- _Job_
Every line below should be copied exactly; drop the pictures.

########

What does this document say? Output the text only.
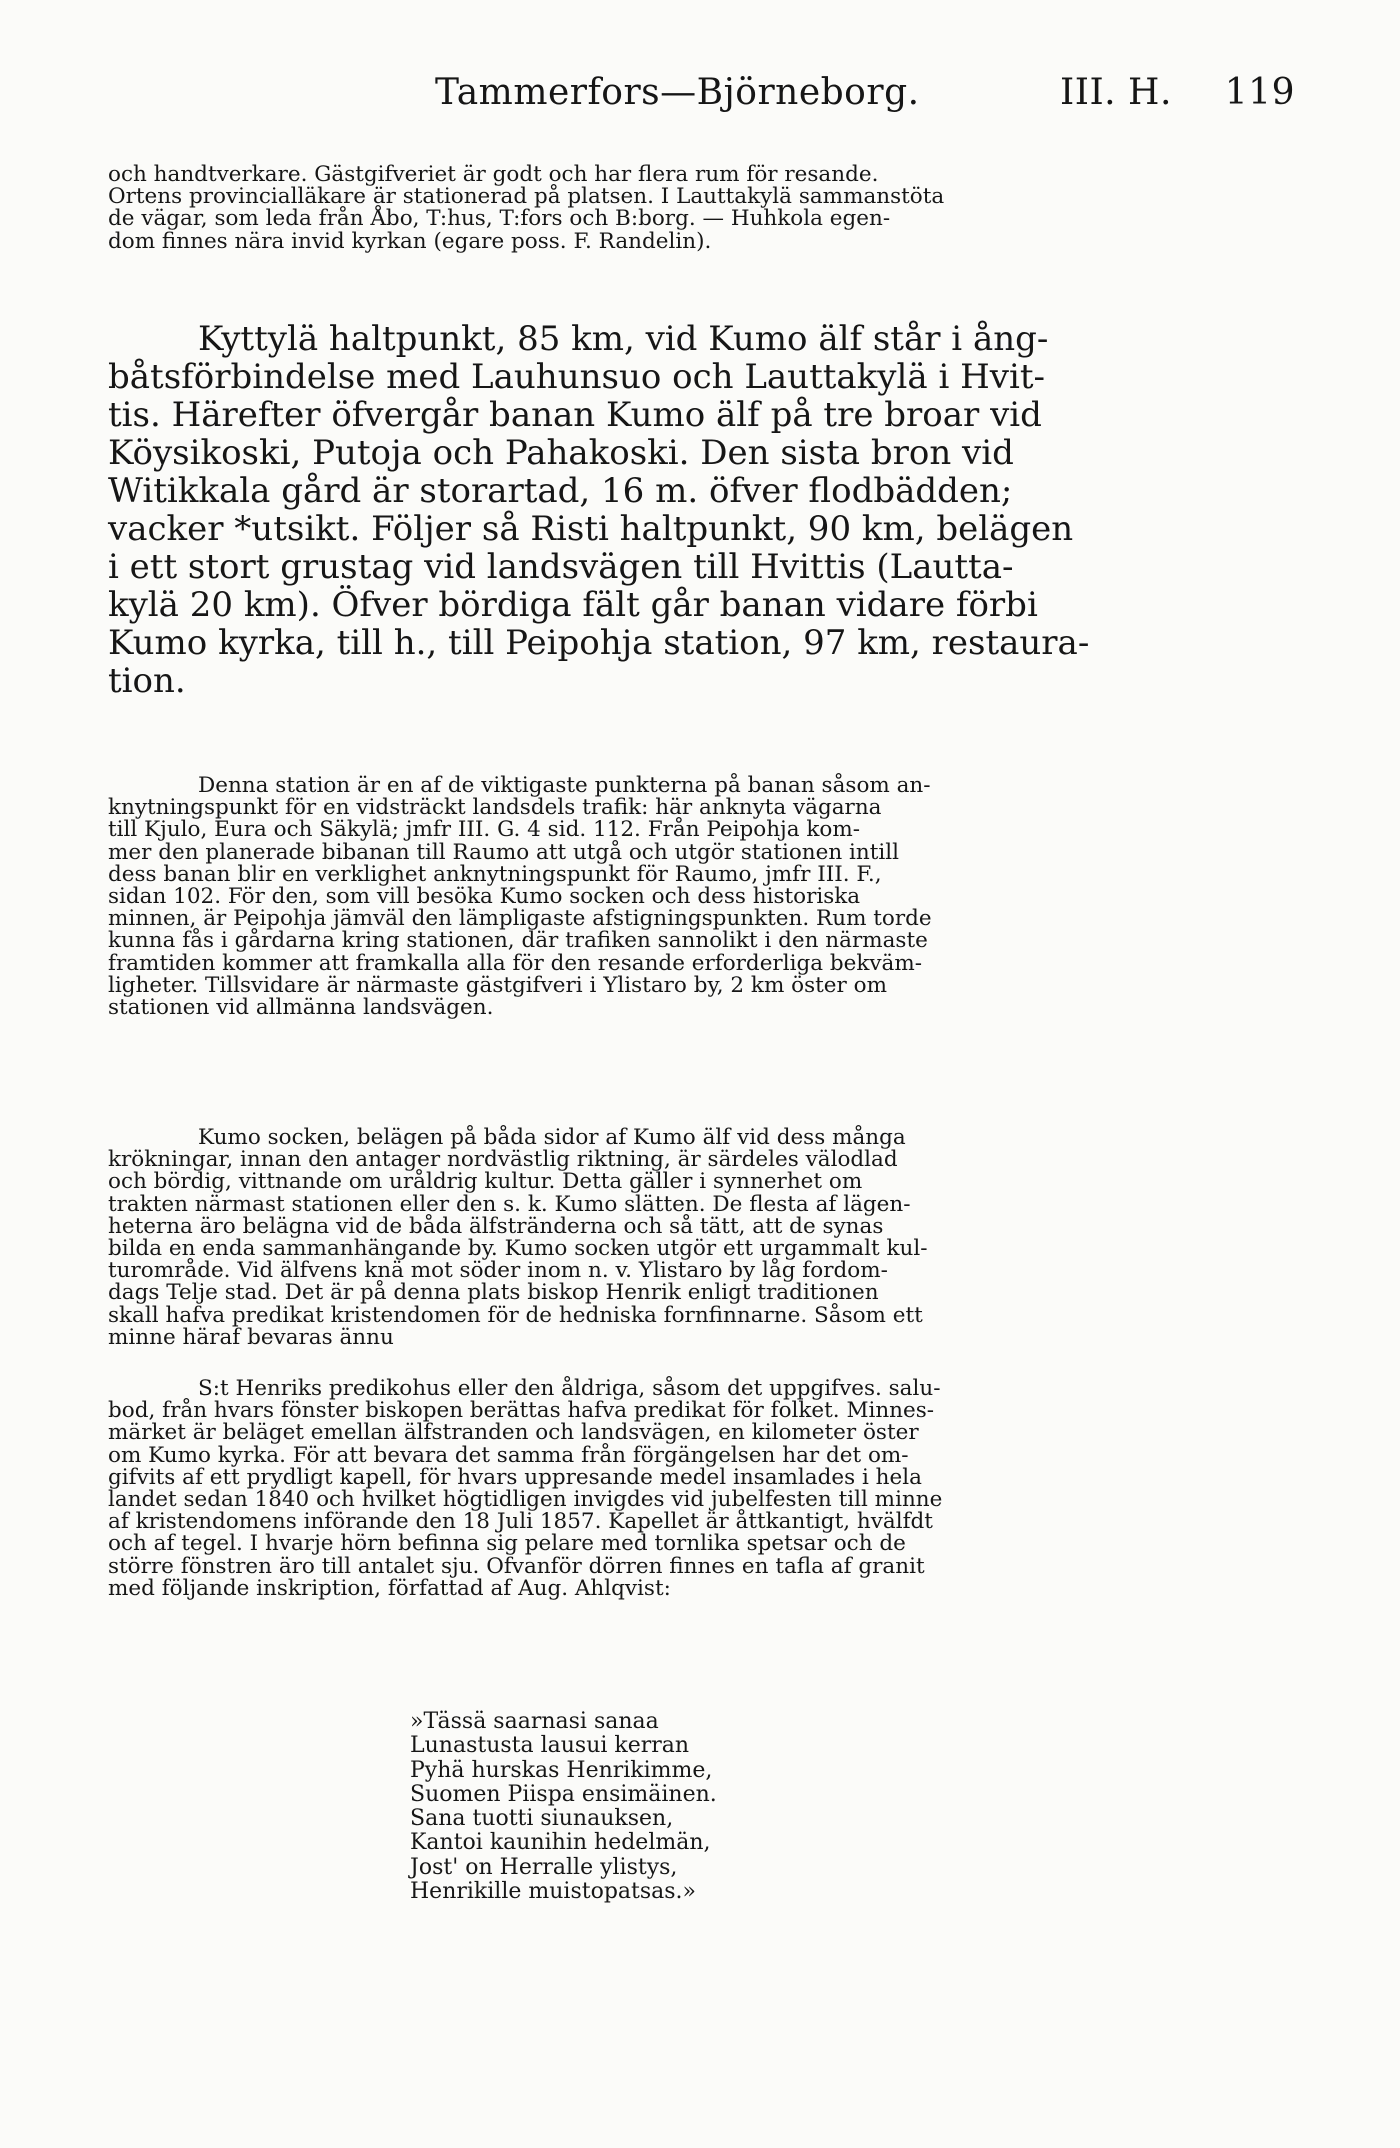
Tammerfors—Björneborg.	III. H. 119

och handtverkare. Gästgifveriet är godt och har flera rum för resande.
Ortens provincialläkare är stationerad på platsen. I Lauttakylä sammanstöta
de vägar, som leda från Åbo, T:hus, T:fors och B:borg. — Huhkola egen-
dom finnes nära invid kyrkan (egare poss. F. Randelin).

Kyttylä haltpunkt, 85 km, vid Kumo älf står i ång-
båtsförbindelse med Lauhunsuo och Lauttakylä i Hvit-
tis. Härefter öfvergår banan Kumo älf på tre broar vid
Köysikoski, Putoja och Pahakoski. Den sista bron vid
Witikkala gård är storartad, 16 m. öfver flodbädden;
vacker *utsikt. Följer så Risti haltpunkt, 90 km, belägen
i ett stort grustag vid landsvägen till Hvittis (Lautta-
kylä 20 km). Öfver bördiga fält går banan vidare förbi
Kumo kyrka, till h., till Peipohja station, 97 km, restaura-
tion.

Denna station är en af de viktigaste punkterna på banan såsom an-
knytningspunkt för en vidsträckt landsdels trafik: här anknyta vägarna
till Kjulo, Eura och Säkylä; jmfr III. G. 4 sid. 112. Från Peipohja kom-
mer den planerade bibanan till Raumo att utgå och utgör stationen intill
dess banan blir en verklighet anknytningspunkt för Raumo, jmfr III. F.,
sidan 102. För den, som vill besöka Kumo socken och dess historiska
minnen, är Peipohja jämväl den lämpligaste afstigningspunkten. Rum torde
kunna fås i gårdarna kring stationen, där trafiken sannolikt i den närmaste
framtiden kommer att framkalla alla för den resande erforderliga bekväm-
ligheter. Tillsvidare är närmaste gästgifveri i Ylistaro by, 2 km öster om
stationen vid allmänna landsvägen.

Kumo socken, belägen på båda sidor af Kumo älf vid dess många
krökningar, innan den antager nordvästlig riktning, är särdeles välodlad
och bördig, vittnande om uråldrig kultur. Detta gäller i synnerhet om
trakten närmast stationen eller den s. k. Kumo slätten. De flesta af lägen-
heterna äro belägna vid de båda älfstränderna och så tätt, att de synas
bilda en enda sammanhängande by. Kumo socken utgör ett urgammalt kul-
turområde. Vid älfvens knä mot söder inom n. v. Ylistaro by låg fordom-
dags Telje stad. Det är på denna plats biskop Henrik enligt traditionen
skall hafva predikat kristendomen för de hedniska fornfinnarne. Såsom ett
minne häraf bevaras ännu

S:t Henriks predikohus eller den åldriga, såsom det uppgifves. salu-
bod, från hvars fönster biskopen berättas hafva predikat för folket. Minnes-
märket är beläget emellan älfstranden och landsvägen, en kilometer öster
om Kumo kyrka. För att bevara det samma från förgängelsen har det om-
gifvits af ett prydligt kapell, för hvars uppresande medel insamlades i hela
landet sedan 1840 och hvilket högtidligen invigdes vid jubelfesten till minne
af kristendomens införande den 18 Juli 1857. Kapellet är åttkantigt, hvälfdt
och af tegel. I hvarje hörn befinna sig pelare med tornlika spetsar och de
större fönstren äro till antalet sju. Ofvanför dörren finnes en tafla af granit
med följande inskription, författad af Aug. Ahlqvist:

»Tässä saarnasi sanaa
Lunastusta lausui kerran
Pyhä hurskas Henrikimme,
Suomen Piispa ensimäinen.
Sana tuotti siunauksen,
Kantoi kaunihin hedelmän,
Jost' on Herralle ylistys,
Henrikille muistopatsas.»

########

- _Written answer_
What does this document say? Output the text only.
Tammerfors—Björneborg.	III. H. 119

och handtverkare. Gästgifveriet är godt och har flera rum för resande.
Ortens provincialläkare är stationerad på platsen. I Lauttakylä sammanstöta
de vägar, som leda från Åbo, T:hus, T:fors och B:borg. — Huhkola egen-
dom finnes nära invid kyrkan (egare poss. F. Randelin).

Kyttylä haltpunkt, 85 km, vid Kumo älf står i ång-
båtsförbindelse med Lauhunsuo och Lauttakylä i Hvit-
tis. Härefter öfvergår banan Kumo älf på tre broar vid
Köysikoski, Putoja och Pahakoski. Den sista bron vid
Witikkala gård är storartad, 16 m. öfver flodbädden;
vacker *utsikt. Följer så Risti haltpunkt, 90 km, belägen
i ett stort grustag vid landsvägen till Hvittis (Lautta-
kylä 20 km). Öfver bördiga fält går banan vidare förbi
Kumo kyrka, till h., till Peipohja station, 97 km, restaura-
tion.

Denna station är en af de viktigaste punkterna på banan såsom an-
knytningspunkt för en vidsträckt landsdels trafik: här anknyta vägarna
till Kjulo, Eura och Säkylä; jmfr III. G. 4 sid. 112. Från Peipohja kom-
mer den planerade bibanan till Raumo att utgå och utgör stationen intill
dess banan blir en verklighet anknytningspunkt för Raumo, jmfr III. F.,
sidan 102. För den, som vill besöka Kumo socken och dess historiska
minnen, är Peipohja jämväl den lämpligaste afstigningspunkten. Rum torde
kunna fås i gårdarna kring stationen, där trafiken sannolikt i den närmaste
framtiden kommer att framkalla alla för den resande erforderliga bekväm-
ligheter. Tillsvidare är närmaste gästgifveri i Ylistaro by, 2 km öster om
stationen vid allmänna landsvägen.

Kumo socken, belägen på båda sidor af Kumo älf vid dess många
krökningar, innan den antager nordvästlig riktning, är särdeles välodlad
och bördig, vittnande om uråldrig kultur. Detta gäller i synnerhet om
trakten närmast stationen eller den s. k. Kumo slätten. De flesta af lägen-
heterna äro belägna vid de båda älfstränderna och så tätt, att de synas
bilda en enda sammanhängande by. Kumo socken utgör ett urgammalt kul-
turområde. Vid älfvens knä mot söder inom n. v. Ylistaro by låg fordom-
dags Telje stad. Det är på denna plats biskop Henrik enligt traditionen
skall hafva predikat kristendomen för de hedniska fornfinnarne. Såsom ett
minne häraf bevaras ännu

S:t Henriks predikohus eller den åldriga, såsom det uppgifves. salu-
bod, från hvars fönster biskopen berättas hafva predikat för folket. Minnes-
märket är beläget emellan älfstranden och landsvägen, en kilometer öster
om Kumo kyrka. För att bevara det samma från förgängelsen har det om-
gifvits af ett prydligt kapell, för hvars uppresande medel insamlades i hela
landet sedan 1840 och hvilket högtidligen invigdes vid jubelfesten till minne
af kristendomens införande den 18 Juli 1857. Kapellet är åttkantigt, hvälfdt
och af tegel. I hvarje hörn befinna sig pelare med tornlika spetsar och de
större fönstren äro till antalet sju. Ofvanför dörren finnes en tafla af granit
med följande inskription, författad af Aug. Ahlqvist:

»Tässä saarnasi sanaa
Lunastusta lausui kerran
Pyhä hurskas Henrikimme,
Suomen Piispa ensimäinen.
Sana tuotti siunauksen,
Kantoi kaunihin hedelmän,
Jost' on Herralle ylistys,
Henrikille muistopatsas.»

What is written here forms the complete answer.